* **Written task**: Render the material again word for word, skipping the pictures in it.

[Stored records]
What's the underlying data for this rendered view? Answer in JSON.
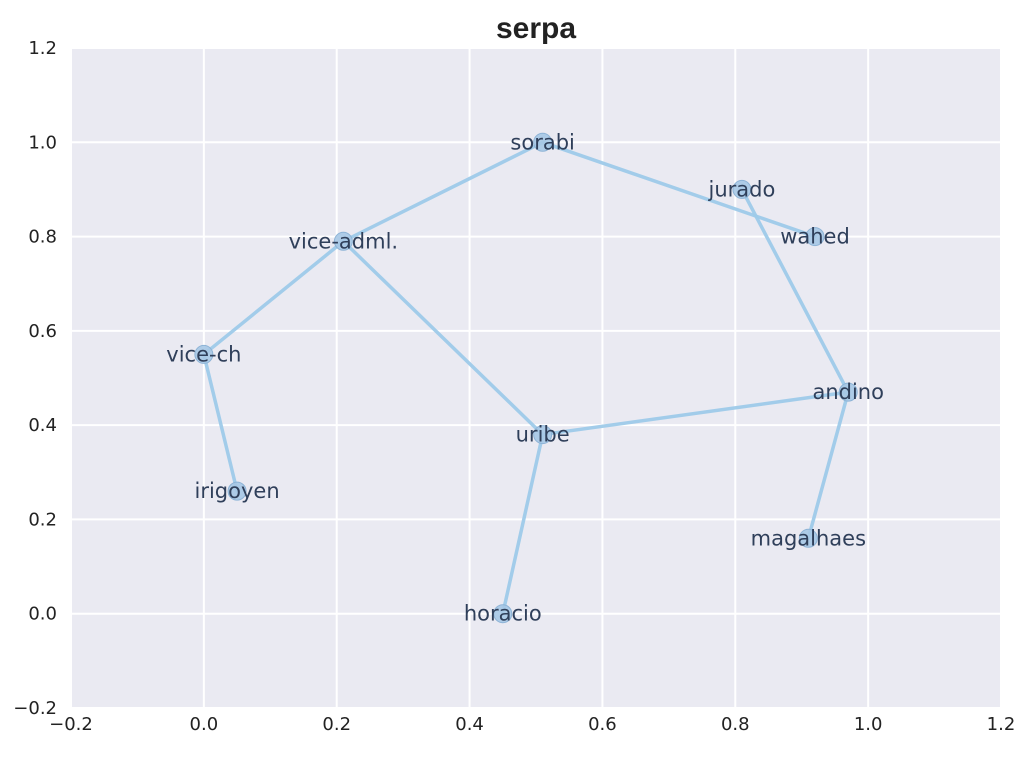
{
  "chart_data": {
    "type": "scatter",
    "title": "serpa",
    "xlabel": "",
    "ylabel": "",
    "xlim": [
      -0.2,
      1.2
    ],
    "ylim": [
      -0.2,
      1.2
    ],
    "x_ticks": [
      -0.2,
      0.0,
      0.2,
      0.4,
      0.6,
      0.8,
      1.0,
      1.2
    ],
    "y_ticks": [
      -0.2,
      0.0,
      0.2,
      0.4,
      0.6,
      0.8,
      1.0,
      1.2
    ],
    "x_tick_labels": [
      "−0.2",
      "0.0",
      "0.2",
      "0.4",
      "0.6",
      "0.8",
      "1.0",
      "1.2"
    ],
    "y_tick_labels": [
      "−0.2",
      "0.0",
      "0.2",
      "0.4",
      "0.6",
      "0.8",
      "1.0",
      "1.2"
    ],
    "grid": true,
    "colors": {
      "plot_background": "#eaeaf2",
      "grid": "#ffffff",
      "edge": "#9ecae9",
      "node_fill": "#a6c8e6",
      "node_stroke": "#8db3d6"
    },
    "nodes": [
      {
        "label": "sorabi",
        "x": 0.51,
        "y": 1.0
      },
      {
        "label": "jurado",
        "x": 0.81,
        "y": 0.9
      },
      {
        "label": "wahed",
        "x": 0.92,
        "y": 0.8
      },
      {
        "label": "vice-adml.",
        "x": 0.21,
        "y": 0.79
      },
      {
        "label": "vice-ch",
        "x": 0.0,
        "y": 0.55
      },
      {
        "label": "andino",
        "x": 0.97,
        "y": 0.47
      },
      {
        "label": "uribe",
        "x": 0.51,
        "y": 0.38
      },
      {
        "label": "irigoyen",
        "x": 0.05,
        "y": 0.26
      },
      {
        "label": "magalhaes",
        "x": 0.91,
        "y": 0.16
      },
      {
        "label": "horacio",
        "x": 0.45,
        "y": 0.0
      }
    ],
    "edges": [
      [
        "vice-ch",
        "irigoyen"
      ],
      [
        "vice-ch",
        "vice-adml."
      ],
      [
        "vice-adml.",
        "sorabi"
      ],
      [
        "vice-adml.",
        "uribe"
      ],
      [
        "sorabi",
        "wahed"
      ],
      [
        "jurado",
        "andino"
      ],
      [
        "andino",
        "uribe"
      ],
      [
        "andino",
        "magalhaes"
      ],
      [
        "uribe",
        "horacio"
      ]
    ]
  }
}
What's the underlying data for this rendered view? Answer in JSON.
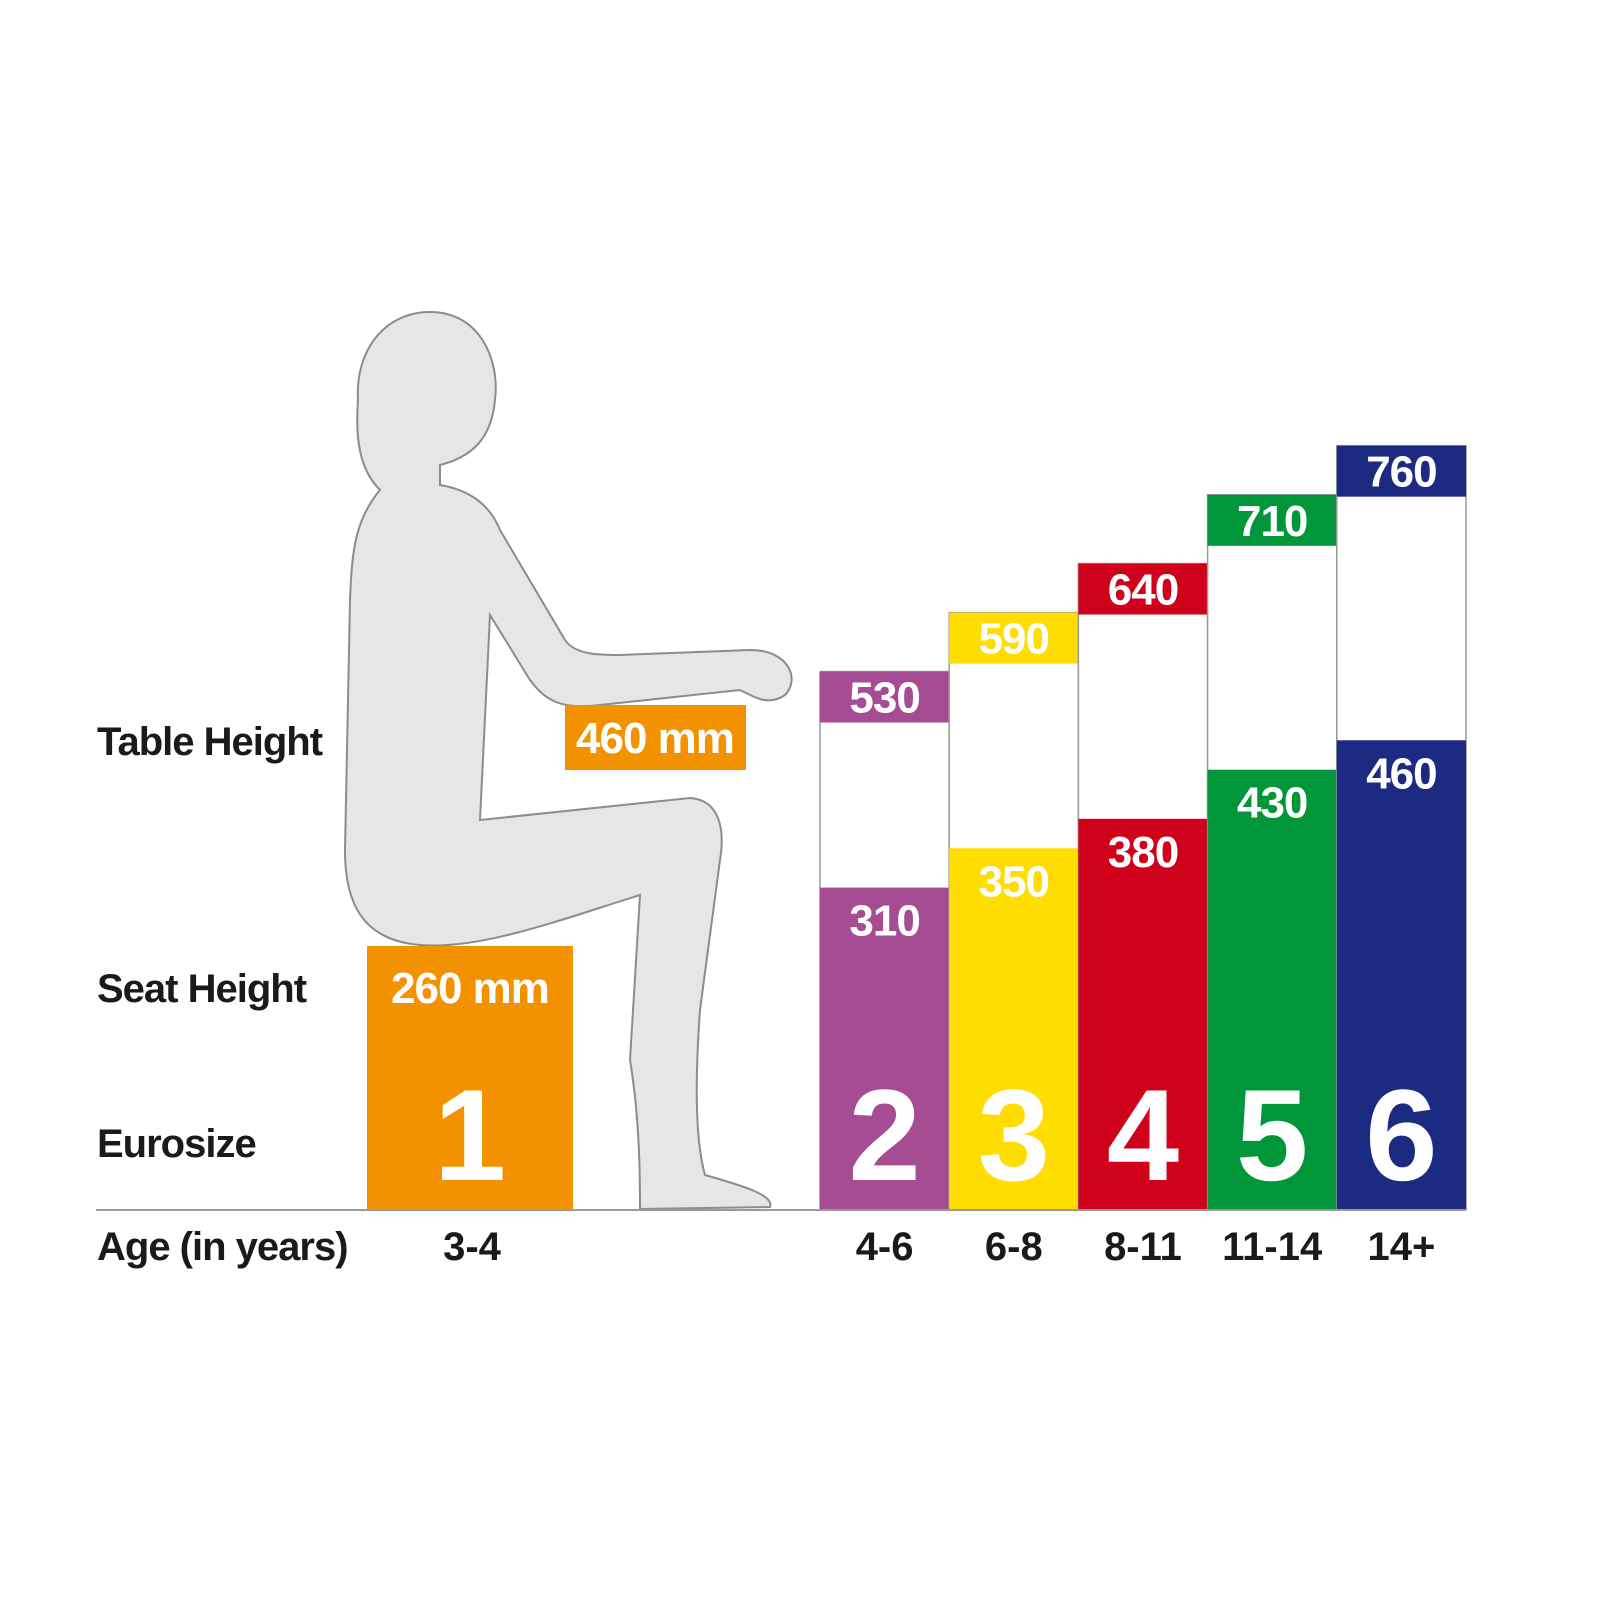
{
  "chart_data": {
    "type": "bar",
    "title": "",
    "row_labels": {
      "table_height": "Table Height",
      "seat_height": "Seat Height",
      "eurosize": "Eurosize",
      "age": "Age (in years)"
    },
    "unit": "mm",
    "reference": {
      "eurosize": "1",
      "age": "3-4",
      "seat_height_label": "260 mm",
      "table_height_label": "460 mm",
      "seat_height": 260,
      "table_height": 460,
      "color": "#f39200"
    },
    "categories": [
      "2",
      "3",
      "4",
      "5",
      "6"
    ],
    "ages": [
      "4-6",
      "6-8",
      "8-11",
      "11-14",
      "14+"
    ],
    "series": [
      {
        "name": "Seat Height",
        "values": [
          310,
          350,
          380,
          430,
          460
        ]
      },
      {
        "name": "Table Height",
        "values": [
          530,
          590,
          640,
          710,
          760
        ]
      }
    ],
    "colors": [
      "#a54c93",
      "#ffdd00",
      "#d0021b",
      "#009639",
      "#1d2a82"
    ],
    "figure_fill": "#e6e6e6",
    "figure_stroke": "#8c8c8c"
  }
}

* **Task answer**:
What's the underlying data for this rendered view? Answer in JSON.
{
  "chart_data": {
    "type": "scatter",
    "title": "serpa",
    "xlabel": "",
    "ylabel": "",
    "xlim": [
      -0.2,
      1.2
    ],
    "ylim": [
      -0.2,
      1.2
    ],
    "x_ticks": [
      -0.2,
      0.0,
      0.2,
      0.4,
      0.6,
      0.8,
      1.0,
      1.2
    ],
    "y_ticks": [
      -0.2,
      0.0,
      0.2,
      0.4,
      0.6,
      0.8,
      1.0,
      1.2
    ],
    "x_tick_labels": [
      "−0.2",
      "0.0",
      "0.2",
      "0.4",
      "0.6",
      "0.8",
      "1.0",
      "1.2"
    ],
    "y_tick_labels": [
      "−0.2",
      "0.0",
      "0.2",
      "0.4",
      "0.6",
      "0.8",
      "1.0",
      "1.2"
    ],
    "grid": true,
    "colors": {
      "plot_background": "#eaeaf2",
      "grid": "#ffffff",
      "edge": "#9ecae9",
      "node_fill": "#a6c8e6",
      "node_stroke": "#8db3d6"
    },
    "nodes": [
      {
        "label": "sorabi",
        "x": 0.51,
        "y": 1.0
      },
      {
        "label": "jurado",
        "x": 0.81,
        "y": 0.9
      },
      {
        "label": "wahed",
        "x": 0.92,
        "y": 0.8
      },
      {
        "label": "vice-adml.",
        "x": 0.21,
        "y": 0.79
      },
      {
        "label": "vice-ch",
        "x": 0.0,
        "y": 0.55
      },
      {
        "label": "andino",
        "x": 0.97,
        "y": 0.47
      },
      {
        "label": "uribe",
        "x": 0.51,
        "y": 0.38
      },
      {
        "label": "irigoyen",
        "x": 0.05,
        "y": 0.26
      },
      {
        "label": "magalhaes",
        "x": 0.91,
        "y": 0.16
      },
      {
        "label": "horacio",
        "x": 0.45,
        "y": 0.0
      }
    ],
    "edges": [
      [
        "vice-ch",
        "irigoyen"
      ],
      [
        "vice-ch",
        "vice-adml."
      ],
      [
        "vice-adml.",
        "sorabi"
      ],
      [
        "vice-adml.",
        "uribe"
      ],
      [
        "sorabi",
        "wahed"
      ],
      [
        "jurado",
        "andino"
      ],
      [
        "andino",
        "uribe"
      ],
      [
        "andino",
        "magalhaes"
      ],
      [
        "uribe",
        "horacio"
      ]
    ]
  }
}
What's the underlying data for this rendered view? Answer in JSON.
{
  "chart_data": {
    "type": "bar",
    "title": "",
    "row_labels": {
      "table_height": "Table Height",
      "seat_height": "Seat Height",
      "eurosize": "Eurosize",
      "age": "Age (in years)"
    },
    "unit": "mm",
    "reference": {
      "eurosize": "1",
      "age": "3-4",
      "seat_height_label": "260 mm",
      "table_height_label": "460 mm",
      "seat_height": 260,
      "table_height": 460,
      "color": "#f39200"
    },
    "categories": [
      "2",
      "3",
      "4",
      "5",
      "6"
    ],
    "ages": [
      "4-6",
      "6-8",
      "8-11",
      "11-14",
      "14+"
    ],
    "series": [
      {
        "name": "Seat Height",
        "values": [
          310,
          350,
          380,
          430,
          460
        ]
      },
      {
        "name": "Table Height",
        "values": [
          530,
          590,
          640,
          710,
          760
        ]
      }
    ],
    "colors": [
      "#a54c93",
      "#ffdd00",
      "#d0021b",
      "#009639",
      "#1d2a82"
    ],
    "figure_fill": "#e6e6e6",
    "figure_stroke": "#8c8c8c"
  }
}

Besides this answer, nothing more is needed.